### TUJUAN A
Ganti "alam raya" dengan "semesta" pada bagian teks tentang pertanyaan metafisis antara "Yang dimaksud dengan" dan "serupa bisa diperbanyak.", termasuk kedua batas tersebut. Lalu tuliskan bagian itu.
### TUJUAN B
Lanjutkan teks tentang pertanyaan metafisis setelah kalimat terakhir yang ditampilkan.
---- HALAMAN
Manusia tidak pernah berhenti memimpikan keabadian. Manusia sejak awal kemunculannya hingga saat ini, selalu dihadapkan pada pertanyaan-pertanyaan metafisis yang mendasar. Lalu berusaha menggali jawabannya pada beragam tradisi, mulai dari Filsafat, Agama hingga Sains. Keberadaan manusia selalu dibayangi oleh pertanyaan metafisis. Selama wujud manusia ada, pertanyaan metafisis selalu ada menyertainya. Dengan begitu, Filsafat, Agama dan Sains akan selalu ada.
Yang dimaksud dengan pertanyaan metafisis disini adalah pertanyaan terhadap Yang Mutlak, atau pertanyaan ontologis tentang hakikat sesuatu dibalik kehidupan, dibalik alam raya, pertanyaan atas yang ghaib, pertanyaan yang bersifat abstrak. Misalnya pertanyaan “Apakah Tuhan betul ada?”, “Kalau betul ada, bagaimana memahami Tuhan?”, “Bolehkah manusia memikirkan Tuhannya?”, sekedar contoh dan daftar pertanyaan serupa bisa diperbanyak.
Agama dan Filsafat selalu berusaha menawarkan jawaban ampuh untuk menjelaskan pertanyaan-pertanyaan tadi. Bersamaan dengan itu, keduanya selalu tidak mampu memberikan jawaban yang diterima oleh seluruh akal manusia lintas generasi dan zaman. Banyak orang mungkin akan menyangkal, bahwa daya nalar manusia memang tidak pernah sepenuhnya diciptakan secara sama, setiap orang memiliki sudut pandang yang berbeda. Tetapi ini tidak menafikan fakta bahwa manusia melalui kedua tradisi diatas tidak pernah bisa menemukan jawaban yang memuaskan nalarnya sepanjang waktu.
--------
---- DATA TERCATAT
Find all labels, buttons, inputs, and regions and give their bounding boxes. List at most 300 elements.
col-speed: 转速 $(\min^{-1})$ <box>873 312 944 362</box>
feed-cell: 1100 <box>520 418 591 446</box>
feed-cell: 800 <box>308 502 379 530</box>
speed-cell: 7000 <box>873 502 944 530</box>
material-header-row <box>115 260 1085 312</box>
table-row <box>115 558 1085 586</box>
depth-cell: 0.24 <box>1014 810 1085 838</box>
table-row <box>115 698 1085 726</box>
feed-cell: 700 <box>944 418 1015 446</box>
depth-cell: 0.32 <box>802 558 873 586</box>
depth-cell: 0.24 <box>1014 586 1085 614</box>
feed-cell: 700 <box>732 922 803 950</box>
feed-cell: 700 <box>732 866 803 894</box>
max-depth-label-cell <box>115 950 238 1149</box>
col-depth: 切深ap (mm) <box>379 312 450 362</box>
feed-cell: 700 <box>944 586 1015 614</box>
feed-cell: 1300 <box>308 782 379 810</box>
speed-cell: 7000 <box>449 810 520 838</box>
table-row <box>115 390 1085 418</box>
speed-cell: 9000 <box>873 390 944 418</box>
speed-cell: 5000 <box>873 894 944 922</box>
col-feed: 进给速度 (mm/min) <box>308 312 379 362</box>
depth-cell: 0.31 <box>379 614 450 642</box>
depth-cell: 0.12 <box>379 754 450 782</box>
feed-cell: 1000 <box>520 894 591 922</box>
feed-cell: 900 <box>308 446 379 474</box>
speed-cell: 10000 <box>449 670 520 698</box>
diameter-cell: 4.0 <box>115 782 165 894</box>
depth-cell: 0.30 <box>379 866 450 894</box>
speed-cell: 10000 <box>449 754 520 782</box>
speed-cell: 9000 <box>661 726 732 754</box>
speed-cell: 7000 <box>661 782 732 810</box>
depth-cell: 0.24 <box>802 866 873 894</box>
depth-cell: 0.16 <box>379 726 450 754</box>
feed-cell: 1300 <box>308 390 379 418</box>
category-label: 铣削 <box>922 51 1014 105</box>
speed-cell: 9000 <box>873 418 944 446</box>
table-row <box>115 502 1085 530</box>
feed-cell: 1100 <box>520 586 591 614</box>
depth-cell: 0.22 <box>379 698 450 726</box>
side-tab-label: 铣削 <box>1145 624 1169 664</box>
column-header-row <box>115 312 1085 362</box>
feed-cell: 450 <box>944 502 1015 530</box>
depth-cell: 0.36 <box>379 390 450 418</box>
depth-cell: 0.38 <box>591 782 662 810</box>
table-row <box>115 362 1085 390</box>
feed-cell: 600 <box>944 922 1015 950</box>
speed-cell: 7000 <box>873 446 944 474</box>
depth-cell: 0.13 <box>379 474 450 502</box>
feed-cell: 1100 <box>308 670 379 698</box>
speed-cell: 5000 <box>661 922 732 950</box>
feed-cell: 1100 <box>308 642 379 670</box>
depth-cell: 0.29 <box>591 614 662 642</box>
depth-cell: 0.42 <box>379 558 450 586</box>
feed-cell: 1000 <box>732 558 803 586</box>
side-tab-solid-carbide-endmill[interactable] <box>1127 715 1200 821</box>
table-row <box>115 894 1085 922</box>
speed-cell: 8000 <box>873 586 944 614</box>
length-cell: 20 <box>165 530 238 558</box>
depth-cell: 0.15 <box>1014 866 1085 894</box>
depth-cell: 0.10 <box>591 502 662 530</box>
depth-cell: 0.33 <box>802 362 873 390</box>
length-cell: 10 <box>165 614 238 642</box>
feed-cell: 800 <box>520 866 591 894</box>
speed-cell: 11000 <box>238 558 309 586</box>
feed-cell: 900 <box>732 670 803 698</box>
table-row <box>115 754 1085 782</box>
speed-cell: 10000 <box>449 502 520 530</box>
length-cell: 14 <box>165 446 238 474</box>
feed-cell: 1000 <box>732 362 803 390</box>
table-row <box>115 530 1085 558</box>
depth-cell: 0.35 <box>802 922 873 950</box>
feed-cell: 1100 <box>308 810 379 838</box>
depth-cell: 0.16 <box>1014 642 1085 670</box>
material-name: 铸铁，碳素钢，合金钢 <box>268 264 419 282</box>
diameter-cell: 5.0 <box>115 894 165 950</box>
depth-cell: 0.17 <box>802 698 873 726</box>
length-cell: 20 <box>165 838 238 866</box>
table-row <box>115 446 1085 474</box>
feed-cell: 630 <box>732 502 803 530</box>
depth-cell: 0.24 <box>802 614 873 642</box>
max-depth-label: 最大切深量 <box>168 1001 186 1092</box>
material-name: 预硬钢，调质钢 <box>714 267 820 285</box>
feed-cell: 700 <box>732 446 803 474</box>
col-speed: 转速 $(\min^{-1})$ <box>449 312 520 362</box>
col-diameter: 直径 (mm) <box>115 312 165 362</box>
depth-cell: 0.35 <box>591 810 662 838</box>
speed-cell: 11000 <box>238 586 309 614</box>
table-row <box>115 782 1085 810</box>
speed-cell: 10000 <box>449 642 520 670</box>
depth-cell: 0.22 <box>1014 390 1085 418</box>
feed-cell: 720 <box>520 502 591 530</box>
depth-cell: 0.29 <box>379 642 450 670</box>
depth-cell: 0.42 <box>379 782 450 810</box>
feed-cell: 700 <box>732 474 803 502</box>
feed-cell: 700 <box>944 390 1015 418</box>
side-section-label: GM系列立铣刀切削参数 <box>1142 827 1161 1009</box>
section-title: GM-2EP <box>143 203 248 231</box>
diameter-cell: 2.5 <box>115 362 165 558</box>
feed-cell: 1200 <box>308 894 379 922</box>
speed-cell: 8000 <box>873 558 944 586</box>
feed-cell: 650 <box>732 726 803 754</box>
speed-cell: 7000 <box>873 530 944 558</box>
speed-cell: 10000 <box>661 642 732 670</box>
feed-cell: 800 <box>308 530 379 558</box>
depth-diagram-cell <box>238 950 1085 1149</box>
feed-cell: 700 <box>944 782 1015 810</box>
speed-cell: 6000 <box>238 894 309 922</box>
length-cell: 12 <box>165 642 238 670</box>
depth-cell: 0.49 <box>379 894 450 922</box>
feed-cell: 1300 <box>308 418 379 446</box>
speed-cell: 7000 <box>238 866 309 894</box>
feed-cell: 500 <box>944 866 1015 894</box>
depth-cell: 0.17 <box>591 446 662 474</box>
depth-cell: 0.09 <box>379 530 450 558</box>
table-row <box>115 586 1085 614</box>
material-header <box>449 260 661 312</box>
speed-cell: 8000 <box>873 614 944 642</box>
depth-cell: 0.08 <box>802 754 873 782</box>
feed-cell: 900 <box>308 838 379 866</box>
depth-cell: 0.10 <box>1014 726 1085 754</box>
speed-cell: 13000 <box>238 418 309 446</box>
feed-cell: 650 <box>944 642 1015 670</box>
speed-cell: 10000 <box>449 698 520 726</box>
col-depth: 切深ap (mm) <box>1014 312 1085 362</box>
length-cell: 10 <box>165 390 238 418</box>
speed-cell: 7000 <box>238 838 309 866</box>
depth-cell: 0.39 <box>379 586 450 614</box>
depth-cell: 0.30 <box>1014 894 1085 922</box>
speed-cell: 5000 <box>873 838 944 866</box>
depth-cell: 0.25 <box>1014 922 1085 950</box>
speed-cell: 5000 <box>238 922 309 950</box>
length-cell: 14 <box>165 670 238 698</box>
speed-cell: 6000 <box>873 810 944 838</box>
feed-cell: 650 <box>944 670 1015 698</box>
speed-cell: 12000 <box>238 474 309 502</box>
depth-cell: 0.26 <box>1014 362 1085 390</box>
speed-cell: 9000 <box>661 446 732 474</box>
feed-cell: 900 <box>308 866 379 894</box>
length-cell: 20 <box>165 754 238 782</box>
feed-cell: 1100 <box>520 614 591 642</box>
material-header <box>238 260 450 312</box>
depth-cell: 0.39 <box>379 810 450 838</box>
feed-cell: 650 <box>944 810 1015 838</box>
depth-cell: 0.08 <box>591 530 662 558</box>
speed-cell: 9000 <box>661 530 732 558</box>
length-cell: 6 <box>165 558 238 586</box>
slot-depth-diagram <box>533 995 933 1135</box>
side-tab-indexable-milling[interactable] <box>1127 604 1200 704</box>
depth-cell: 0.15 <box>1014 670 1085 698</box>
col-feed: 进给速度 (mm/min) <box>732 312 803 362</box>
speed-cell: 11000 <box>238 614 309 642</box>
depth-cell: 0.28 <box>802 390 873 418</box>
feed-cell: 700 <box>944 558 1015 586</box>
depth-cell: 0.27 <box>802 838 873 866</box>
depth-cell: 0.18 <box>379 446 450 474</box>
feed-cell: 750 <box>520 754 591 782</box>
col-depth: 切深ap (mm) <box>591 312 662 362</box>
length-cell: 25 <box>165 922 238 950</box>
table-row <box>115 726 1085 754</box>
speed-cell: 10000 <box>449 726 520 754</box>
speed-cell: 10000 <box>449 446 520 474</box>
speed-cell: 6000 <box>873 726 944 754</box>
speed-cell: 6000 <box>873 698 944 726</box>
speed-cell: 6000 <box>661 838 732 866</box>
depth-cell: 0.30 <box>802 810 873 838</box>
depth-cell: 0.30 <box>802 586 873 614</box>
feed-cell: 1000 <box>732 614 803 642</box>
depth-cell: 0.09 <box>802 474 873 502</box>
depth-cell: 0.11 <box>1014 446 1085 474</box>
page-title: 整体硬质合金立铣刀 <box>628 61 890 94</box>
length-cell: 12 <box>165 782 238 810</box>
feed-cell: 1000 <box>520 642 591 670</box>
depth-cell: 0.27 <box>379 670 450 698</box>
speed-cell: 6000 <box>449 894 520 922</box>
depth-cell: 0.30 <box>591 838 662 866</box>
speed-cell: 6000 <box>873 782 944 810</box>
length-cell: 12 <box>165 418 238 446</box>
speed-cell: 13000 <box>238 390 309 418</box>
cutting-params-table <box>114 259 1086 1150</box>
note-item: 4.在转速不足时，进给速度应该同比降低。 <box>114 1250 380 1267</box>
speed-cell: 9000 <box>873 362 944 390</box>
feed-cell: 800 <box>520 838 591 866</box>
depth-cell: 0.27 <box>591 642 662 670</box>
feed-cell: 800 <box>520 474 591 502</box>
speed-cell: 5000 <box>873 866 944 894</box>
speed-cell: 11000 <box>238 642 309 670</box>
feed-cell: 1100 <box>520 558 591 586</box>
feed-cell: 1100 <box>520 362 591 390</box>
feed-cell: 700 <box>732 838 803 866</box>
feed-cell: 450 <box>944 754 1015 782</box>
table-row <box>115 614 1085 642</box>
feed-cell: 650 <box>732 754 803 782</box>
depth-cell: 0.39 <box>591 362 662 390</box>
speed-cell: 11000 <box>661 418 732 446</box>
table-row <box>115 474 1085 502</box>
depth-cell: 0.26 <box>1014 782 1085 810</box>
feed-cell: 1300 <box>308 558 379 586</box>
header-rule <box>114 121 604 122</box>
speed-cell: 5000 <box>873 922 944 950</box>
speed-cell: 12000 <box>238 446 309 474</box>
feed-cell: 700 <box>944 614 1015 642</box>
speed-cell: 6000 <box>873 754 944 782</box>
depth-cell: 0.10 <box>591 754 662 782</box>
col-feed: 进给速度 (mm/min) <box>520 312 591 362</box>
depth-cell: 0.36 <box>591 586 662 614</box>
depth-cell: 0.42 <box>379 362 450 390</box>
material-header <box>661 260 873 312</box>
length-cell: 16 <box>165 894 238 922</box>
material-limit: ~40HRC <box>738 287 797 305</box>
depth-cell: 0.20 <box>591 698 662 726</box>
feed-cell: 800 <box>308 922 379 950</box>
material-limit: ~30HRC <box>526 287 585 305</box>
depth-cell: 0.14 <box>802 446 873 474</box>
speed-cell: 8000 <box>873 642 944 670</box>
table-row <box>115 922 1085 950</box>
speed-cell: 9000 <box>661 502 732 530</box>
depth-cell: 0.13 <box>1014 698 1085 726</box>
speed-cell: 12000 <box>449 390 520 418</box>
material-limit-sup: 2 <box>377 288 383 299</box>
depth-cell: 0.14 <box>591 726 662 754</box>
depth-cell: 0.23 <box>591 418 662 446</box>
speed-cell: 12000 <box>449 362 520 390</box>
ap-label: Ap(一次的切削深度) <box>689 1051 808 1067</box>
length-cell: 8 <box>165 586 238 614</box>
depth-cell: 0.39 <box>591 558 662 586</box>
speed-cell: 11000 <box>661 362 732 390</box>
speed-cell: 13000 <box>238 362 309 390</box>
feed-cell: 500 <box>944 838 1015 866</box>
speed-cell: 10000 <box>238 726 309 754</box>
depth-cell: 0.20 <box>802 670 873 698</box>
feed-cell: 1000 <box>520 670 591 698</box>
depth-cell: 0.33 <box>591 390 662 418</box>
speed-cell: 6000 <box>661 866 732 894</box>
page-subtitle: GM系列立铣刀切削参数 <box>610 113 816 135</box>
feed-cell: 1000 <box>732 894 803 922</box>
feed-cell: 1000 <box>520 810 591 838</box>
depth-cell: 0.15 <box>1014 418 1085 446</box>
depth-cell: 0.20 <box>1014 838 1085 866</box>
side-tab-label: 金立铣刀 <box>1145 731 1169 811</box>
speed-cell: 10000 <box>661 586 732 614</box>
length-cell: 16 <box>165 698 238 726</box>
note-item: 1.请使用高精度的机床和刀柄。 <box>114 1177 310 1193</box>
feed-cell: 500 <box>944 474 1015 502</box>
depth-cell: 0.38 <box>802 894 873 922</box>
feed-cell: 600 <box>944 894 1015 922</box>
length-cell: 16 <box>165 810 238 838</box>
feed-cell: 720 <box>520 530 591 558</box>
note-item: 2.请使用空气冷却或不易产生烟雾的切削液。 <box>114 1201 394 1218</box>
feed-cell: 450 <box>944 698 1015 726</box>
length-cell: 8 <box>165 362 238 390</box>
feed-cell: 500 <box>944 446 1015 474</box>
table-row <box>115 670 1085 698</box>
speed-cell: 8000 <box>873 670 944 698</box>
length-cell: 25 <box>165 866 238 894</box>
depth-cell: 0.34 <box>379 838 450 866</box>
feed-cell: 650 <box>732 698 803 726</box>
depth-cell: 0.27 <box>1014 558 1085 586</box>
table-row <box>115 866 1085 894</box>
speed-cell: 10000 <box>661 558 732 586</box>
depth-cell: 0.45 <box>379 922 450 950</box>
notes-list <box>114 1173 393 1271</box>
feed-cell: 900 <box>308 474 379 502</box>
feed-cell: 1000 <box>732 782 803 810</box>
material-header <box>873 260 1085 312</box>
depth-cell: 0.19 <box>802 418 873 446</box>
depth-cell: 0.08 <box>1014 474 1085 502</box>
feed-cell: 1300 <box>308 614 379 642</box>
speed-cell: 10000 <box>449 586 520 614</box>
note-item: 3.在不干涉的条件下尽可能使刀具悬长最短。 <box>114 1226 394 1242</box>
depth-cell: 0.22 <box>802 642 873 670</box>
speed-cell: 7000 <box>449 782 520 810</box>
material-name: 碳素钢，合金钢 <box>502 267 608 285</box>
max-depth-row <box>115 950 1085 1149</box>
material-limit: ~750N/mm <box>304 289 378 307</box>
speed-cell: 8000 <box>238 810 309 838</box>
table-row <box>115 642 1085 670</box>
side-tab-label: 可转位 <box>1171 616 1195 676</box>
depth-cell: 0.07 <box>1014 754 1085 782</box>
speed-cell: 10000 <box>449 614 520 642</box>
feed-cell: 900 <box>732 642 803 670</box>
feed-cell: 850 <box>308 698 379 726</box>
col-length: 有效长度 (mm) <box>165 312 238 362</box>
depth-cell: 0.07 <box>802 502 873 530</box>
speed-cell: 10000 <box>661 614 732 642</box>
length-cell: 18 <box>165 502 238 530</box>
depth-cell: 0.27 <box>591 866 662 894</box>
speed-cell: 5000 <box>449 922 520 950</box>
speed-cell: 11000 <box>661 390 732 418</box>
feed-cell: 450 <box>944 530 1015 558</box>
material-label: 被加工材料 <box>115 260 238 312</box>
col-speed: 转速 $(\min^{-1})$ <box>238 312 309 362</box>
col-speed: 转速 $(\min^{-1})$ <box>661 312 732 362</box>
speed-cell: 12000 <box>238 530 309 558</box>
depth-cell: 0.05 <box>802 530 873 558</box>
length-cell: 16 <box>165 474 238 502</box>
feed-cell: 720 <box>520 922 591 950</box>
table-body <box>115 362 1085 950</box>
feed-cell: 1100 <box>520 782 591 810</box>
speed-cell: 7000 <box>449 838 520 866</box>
--------
### JAWABAN AKHIR A
Yang dimaksud dengan pertanyaan metafisis disini adalah pertanyaan terhadap Yang Mutlak, atau pertanyaan ontologis tentang hakikat sesuatu dibalik kehidupan, dibalik semesta, pertanyaan atas yang ghaib, pertanyaan yang bersifat abstrak. Misalnya pertanyaan “Apakah Tuhan betul ada?”, “Kalau betul ada, bagaimana memahami Tuhan?”, “Bolehkah manusia memikirkan Tuhannya?”, sekedar contoh dan daftar pertanyaan serupa bisa diperbanyak.

### JAWABAN AKHIR B
Yang menarik. Jika Filsafat mengakui ketidakberdayaannya memberikan jawaban abadi atas pertanyaan-pertanyaan metafisis. Sehingga wacana-wacana tentangnya tidak pernah berhenti diproduksi dari masa ke masa. Agama justru menganggap bahwa setiap pertanyaan metafisis besar telah dijawab. Dalam Agama Islam, persoalan semacam ini secara mendalam dibicarakan dalam Ilmu yang disebut Ilmu Kalam. Yang akan kita uraikan berikut tentu saja adalah soal Agama (Islam) dan jawabannya atas pertanyaan mendasar metafisis secara filosofis.
Sejumlah pertanyaan besar metafisis didiskusikan sejak masa Islam awal dan lalu dianggap telah selesai. Dengan begitu, setiap jawaban atas pertanyaan metafisis harus dikembalikan pada pemikiran-pemikiran terdahulu. Tetapi benarkah Islam terutama, betul-betul telah menyampaikan jawaban abadi atas pertanyaan-pertanyaan metafisis mendasar dan telah tuntas? Dengan begitu, Benarkah Islam memakai nalar berpikir yang belum/tidak berubah untuk memahami persoalan metafisis?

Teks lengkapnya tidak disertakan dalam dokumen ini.